• PROBLEM TO SOLVE: Find all the lines with "официальном" and gather them.

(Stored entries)
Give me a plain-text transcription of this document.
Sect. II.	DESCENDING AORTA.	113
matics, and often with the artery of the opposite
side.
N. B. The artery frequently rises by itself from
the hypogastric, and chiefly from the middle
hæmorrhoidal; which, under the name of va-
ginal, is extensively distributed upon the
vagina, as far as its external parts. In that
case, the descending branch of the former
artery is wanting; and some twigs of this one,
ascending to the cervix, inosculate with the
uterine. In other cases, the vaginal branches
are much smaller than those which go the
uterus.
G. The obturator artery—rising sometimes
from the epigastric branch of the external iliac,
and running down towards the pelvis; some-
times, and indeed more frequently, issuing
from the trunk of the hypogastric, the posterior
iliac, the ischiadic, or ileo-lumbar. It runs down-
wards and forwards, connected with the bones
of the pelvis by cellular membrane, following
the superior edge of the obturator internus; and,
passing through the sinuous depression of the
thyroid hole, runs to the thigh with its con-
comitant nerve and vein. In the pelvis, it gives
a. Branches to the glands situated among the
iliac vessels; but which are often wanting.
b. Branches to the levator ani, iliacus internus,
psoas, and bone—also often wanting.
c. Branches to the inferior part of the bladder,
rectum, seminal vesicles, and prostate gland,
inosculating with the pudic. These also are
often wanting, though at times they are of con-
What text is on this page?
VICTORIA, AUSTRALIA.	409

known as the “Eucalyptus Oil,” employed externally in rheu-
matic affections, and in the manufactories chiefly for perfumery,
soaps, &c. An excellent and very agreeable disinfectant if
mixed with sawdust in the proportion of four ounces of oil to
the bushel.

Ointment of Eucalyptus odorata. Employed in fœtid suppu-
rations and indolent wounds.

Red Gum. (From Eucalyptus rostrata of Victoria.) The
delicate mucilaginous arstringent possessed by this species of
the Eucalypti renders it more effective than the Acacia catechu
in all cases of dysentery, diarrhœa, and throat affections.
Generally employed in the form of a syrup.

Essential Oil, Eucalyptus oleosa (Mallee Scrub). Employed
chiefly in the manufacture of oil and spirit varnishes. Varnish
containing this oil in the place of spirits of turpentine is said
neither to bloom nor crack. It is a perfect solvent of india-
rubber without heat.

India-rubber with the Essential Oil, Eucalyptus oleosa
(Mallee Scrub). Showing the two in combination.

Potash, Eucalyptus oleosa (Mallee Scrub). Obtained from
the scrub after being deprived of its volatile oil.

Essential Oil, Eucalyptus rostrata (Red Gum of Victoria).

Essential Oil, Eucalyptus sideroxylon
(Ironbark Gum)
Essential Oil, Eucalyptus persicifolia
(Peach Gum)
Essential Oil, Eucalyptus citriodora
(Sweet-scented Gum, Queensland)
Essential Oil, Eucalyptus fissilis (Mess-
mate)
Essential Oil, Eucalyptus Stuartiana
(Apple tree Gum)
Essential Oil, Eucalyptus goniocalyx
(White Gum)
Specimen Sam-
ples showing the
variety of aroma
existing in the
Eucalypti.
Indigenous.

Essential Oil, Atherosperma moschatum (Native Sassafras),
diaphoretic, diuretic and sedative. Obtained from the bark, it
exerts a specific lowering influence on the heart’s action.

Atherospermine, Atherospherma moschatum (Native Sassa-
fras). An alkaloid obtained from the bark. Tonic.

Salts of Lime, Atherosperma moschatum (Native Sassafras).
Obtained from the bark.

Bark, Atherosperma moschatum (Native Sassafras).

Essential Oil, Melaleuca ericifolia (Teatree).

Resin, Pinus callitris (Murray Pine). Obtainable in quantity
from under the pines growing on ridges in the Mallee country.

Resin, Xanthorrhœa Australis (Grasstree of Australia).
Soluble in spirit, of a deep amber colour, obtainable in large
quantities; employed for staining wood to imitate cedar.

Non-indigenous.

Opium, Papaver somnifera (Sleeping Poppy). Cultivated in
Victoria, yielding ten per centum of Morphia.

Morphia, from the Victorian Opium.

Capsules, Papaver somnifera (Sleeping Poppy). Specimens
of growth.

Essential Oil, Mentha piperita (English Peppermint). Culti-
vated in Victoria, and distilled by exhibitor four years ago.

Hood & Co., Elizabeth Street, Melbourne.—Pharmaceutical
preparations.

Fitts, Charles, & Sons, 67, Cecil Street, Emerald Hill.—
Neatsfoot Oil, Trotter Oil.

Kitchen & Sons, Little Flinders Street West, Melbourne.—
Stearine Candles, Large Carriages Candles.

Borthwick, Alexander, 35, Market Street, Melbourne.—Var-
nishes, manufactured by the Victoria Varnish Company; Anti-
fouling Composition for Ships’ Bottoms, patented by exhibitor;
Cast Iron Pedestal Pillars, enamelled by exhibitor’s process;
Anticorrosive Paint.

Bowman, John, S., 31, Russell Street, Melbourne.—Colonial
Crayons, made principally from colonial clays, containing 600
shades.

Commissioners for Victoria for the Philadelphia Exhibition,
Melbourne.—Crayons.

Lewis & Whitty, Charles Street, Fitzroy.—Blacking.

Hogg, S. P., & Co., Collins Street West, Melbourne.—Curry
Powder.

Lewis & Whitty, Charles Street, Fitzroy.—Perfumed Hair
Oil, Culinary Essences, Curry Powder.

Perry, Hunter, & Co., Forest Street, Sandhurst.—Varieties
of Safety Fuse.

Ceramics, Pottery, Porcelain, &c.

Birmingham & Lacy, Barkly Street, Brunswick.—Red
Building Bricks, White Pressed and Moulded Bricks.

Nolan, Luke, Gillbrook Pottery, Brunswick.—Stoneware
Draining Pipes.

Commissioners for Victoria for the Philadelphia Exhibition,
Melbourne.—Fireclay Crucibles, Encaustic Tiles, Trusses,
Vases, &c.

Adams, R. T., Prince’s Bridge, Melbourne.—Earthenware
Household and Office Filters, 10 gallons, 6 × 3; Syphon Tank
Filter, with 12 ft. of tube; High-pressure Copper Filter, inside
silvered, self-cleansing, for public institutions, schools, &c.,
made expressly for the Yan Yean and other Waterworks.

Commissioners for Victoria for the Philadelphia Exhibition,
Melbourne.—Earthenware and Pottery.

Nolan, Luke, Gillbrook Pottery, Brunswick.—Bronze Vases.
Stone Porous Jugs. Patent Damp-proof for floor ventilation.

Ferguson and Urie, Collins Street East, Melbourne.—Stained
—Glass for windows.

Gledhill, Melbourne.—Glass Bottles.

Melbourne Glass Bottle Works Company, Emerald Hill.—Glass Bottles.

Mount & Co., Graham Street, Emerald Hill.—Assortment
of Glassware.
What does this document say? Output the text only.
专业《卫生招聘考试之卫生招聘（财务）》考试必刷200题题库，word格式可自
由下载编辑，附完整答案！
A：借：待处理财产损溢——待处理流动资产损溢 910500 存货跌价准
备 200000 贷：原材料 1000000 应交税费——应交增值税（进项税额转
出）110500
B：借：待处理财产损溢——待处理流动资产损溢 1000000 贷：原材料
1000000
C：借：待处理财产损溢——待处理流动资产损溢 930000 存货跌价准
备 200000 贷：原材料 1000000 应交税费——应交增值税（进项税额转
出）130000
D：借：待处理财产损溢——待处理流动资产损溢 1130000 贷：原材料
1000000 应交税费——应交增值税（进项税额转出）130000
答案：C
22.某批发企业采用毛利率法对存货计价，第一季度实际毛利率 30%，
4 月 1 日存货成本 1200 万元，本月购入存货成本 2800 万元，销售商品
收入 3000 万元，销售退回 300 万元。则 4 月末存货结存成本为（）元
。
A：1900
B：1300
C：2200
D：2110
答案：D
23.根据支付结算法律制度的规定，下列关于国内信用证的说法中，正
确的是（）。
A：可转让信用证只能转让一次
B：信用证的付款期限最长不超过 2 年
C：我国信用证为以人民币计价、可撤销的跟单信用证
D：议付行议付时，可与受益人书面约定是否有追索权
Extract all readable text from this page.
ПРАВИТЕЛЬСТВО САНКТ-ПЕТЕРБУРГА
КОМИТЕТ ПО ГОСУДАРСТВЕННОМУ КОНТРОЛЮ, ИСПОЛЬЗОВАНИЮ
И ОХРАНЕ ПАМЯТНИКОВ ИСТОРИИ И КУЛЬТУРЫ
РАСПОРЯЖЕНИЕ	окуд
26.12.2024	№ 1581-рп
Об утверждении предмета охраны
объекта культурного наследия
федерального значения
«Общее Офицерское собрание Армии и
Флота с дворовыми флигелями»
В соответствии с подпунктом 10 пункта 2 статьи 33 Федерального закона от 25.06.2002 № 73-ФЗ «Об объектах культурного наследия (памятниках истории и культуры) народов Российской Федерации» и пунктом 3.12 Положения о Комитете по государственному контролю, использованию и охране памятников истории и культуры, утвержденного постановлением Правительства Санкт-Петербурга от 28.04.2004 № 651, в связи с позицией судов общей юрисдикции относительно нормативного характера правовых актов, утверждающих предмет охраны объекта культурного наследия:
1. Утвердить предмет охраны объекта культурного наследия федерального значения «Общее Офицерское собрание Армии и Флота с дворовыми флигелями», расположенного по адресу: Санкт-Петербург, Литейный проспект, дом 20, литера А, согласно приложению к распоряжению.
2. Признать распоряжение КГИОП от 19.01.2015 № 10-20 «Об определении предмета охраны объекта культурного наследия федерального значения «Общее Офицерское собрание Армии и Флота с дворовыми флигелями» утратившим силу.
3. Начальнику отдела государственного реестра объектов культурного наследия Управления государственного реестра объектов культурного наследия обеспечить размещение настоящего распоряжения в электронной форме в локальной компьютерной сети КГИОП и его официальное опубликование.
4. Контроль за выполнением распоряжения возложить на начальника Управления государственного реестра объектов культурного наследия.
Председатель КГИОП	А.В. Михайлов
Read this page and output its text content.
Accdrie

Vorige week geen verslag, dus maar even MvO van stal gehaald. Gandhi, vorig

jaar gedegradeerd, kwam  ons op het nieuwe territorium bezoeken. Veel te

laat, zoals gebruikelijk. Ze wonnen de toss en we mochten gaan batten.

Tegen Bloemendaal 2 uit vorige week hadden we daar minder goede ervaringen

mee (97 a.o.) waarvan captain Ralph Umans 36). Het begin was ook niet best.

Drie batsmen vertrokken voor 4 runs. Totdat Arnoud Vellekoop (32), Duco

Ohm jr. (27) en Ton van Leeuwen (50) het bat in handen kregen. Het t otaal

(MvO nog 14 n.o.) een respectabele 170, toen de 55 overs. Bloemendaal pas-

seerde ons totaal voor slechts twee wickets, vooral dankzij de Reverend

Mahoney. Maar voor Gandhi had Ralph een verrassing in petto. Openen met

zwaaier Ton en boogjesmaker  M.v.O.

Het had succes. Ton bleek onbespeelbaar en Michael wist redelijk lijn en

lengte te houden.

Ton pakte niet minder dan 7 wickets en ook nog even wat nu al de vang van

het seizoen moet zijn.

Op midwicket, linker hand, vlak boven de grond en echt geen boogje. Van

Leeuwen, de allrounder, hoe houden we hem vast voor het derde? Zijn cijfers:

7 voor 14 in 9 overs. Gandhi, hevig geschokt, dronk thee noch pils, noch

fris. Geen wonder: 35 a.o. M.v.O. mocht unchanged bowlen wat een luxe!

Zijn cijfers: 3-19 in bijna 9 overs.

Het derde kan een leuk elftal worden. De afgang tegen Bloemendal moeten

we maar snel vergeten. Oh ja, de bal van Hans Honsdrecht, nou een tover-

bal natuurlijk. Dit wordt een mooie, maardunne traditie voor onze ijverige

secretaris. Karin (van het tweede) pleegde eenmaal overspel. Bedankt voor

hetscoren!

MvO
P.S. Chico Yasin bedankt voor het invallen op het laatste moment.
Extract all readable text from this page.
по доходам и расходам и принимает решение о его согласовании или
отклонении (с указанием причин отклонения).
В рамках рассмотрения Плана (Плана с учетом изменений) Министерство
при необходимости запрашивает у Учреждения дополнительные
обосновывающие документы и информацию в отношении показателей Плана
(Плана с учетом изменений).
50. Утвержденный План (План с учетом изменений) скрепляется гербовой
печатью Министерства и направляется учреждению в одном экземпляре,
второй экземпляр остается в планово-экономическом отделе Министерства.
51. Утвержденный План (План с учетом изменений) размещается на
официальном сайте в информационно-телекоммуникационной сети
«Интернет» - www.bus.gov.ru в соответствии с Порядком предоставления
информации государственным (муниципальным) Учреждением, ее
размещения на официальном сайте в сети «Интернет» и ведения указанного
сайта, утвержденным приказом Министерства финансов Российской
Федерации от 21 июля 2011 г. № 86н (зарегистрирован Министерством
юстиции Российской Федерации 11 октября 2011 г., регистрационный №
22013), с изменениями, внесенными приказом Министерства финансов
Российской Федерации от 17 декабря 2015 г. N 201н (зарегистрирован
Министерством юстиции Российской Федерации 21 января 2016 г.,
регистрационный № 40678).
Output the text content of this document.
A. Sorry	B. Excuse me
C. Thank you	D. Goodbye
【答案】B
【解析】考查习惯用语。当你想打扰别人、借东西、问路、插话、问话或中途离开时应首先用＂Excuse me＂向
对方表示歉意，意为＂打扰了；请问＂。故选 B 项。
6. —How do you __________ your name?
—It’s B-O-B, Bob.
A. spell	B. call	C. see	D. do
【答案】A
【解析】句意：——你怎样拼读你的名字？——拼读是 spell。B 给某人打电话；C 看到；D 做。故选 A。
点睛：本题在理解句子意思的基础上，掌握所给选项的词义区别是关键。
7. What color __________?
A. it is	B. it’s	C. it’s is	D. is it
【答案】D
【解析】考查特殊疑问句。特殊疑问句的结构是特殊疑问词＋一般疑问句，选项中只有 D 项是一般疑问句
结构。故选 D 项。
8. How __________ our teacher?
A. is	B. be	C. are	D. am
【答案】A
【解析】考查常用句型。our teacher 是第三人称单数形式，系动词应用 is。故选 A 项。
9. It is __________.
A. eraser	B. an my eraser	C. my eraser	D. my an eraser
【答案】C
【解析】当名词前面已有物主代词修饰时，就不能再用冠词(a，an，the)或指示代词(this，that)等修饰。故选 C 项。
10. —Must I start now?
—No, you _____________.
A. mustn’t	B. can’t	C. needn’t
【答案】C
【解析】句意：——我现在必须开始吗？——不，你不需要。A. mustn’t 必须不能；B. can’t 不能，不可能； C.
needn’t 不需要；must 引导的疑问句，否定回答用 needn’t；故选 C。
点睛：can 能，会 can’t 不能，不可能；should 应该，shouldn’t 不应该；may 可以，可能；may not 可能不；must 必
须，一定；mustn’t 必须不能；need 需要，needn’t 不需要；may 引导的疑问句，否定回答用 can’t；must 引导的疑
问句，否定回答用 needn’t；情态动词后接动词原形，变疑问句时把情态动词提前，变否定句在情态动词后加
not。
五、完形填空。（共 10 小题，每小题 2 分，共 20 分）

• EXPECTED OUTPUT:
официальном сайте в информационно-телекоммуникационной сети
размещения на официальном сайте в сети «Интернет» и ведения указанного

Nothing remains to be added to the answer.